* Set exercise *
Lines holding the string "Make" are the ones to copy; find them all in the data.
=== Data for processing ===
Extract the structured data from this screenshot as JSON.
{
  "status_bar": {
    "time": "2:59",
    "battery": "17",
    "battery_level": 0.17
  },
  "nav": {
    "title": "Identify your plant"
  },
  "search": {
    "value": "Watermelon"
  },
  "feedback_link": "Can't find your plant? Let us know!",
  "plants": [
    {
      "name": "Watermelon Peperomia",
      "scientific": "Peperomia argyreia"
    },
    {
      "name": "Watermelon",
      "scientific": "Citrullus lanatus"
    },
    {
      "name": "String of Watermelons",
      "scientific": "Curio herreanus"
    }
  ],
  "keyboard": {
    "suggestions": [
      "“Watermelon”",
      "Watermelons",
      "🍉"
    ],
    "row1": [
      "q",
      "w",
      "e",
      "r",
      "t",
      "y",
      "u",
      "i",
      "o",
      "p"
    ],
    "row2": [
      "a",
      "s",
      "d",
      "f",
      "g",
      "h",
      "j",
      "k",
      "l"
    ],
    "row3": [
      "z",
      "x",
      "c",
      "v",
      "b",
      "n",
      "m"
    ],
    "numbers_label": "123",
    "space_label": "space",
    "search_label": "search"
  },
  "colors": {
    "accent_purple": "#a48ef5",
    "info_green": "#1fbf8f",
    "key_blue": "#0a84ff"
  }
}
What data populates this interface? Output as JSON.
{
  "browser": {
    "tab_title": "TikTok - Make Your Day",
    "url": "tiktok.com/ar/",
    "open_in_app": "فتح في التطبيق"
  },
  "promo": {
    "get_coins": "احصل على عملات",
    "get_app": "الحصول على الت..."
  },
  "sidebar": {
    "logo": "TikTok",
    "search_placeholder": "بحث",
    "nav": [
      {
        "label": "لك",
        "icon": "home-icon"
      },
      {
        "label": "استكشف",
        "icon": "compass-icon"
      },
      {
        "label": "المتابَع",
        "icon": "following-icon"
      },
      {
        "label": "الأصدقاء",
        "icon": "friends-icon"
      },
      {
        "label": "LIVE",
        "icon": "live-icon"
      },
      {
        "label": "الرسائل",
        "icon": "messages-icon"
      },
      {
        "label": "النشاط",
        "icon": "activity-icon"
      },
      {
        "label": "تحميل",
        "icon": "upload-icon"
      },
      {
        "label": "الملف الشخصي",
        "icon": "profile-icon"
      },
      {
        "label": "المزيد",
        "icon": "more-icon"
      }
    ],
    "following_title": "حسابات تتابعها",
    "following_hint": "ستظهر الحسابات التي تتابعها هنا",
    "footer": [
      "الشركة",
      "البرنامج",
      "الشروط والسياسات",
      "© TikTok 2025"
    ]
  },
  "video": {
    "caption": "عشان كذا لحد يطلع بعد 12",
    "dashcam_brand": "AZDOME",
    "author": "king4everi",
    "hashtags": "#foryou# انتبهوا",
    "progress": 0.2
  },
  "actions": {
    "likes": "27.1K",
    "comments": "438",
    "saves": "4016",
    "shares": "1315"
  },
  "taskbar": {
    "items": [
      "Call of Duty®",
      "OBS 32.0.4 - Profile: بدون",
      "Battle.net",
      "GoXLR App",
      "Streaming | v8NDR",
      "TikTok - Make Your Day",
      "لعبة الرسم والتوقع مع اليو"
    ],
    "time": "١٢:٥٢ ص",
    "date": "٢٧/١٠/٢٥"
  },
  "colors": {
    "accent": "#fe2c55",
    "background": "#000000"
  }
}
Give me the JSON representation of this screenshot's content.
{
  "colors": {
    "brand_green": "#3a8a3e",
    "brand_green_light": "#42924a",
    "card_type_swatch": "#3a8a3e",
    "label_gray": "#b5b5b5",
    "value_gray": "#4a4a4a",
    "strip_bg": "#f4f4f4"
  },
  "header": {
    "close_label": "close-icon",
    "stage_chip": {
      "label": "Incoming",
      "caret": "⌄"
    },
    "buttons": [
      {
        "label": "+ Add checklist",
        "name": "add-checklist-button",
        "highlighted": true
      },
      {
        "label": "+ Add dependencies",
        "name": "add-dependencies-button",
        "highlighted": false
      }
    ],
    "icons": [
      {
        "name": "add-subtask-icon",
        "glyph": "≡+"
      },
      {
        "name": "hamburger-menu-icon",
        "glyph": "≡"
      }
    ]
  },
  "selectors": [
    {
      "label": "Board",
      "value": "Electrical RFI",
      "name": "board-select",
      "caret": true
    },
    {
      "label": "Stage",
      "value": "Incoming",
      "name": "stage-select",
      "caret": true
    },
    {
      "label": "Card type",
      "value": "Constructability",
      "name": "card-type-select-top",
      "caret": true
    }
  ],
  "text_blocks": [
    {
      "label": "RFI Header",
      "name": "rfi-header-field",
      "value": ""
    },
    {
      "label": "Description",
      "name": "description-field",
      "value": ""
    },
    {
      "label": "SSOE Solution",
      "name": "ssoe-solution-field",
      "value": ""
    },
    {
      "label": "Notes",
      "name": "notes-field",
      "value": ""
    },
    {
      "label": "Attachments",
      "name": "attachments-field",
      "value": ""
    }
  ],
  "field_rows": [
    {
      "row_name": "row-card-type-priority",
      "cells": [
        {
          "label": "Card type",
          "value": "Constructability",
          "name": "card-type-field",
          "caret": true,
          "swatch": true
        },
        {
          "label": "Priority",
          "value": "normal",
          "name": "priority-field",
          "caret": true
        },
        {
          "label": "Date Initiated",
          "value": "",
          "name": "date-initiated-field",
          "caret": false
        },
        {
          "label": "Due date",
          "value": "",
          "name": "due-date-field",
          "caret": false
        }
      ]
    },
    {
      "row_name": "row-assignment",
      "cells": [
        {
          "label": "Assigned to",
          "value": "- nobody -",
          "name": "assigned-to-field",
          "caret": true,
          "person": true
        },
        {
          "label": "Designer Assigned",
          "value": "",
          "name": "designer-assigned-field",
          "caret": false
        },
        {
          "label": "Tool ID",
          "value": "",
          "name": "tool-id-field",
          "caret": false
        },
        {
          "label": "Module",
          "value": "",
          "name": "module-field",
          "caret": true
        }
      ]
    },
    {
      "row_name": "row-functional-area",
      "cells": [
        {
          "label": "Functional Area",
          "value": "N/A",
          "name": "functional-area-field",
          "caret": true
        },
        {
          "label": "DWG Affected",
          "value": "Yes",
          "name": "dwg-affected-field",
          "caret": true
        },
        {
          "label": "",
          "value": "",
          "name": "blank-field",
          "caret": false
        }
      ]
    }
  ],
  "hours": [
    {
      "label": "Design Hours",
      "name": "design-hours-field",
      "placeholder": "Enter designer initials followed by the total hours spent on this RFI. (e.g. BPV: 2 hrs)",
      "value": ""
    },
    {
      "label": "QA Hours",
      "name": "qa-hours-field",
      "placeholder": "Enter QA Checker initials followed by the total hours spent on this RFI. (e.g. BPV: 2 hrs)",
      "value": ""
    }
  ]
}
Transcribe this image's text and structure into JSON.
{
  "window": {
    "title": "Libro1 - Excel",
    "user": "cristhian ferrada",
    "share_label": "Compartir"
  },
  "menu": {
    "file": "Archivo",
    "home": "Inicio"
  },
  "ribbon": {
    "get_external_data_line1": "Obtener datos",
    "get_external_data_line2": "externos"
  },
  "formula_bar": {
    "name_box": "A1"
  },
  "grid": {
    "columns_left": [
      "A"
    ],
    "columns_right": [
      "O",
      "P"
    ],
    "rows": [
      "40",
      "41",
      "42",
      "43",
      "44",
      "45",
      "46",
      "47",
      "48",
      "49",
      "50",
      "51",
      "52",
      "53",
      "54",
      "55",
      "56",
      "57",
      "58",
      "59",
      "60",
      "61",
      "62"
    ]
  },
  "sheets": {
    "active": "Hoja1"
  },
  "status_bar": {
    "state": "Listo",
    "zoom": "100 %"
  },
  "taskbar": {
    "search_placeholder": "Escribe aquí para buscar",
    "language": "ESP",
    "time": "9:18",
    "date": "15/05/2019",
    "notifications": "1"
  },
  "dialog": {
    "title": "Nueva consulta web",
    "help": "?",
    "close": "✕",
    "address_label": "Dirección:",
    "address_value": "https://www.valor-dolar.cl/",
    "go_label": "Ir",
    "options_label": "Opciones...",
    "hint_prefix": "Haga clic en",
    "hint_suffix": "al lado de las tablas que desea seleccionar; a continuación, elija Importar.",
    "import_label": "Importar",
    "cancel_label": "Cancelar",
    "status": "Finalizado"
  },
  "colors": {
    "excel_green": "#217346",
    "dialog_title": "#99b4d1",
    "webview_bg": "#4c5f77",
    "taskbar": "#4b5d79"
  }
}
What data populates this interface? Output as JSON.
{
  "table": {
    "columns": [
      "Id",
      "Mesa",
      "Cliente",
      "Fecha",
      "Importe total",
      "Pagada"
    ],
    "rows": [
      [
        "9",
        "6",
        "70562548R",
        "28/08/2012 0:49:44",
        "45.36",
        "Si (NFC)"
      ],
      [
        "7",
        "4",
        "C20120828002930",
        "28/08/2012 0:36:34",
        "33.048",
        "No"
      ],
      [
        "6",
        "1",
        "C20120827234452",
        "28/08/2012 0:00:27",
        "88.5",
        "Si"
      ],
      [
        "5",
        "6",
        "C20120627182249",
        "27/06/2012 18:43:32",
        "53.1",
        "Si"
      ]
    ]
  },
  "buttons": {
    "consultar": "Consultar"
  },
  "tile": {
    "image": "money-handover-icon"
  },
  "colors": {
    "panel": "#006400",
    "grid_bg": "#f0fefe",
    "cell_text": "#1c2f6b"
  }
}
===
* Final result *
    "tab_title": "TikTok - Make Your Day",
      "TikTok - Make Your Day",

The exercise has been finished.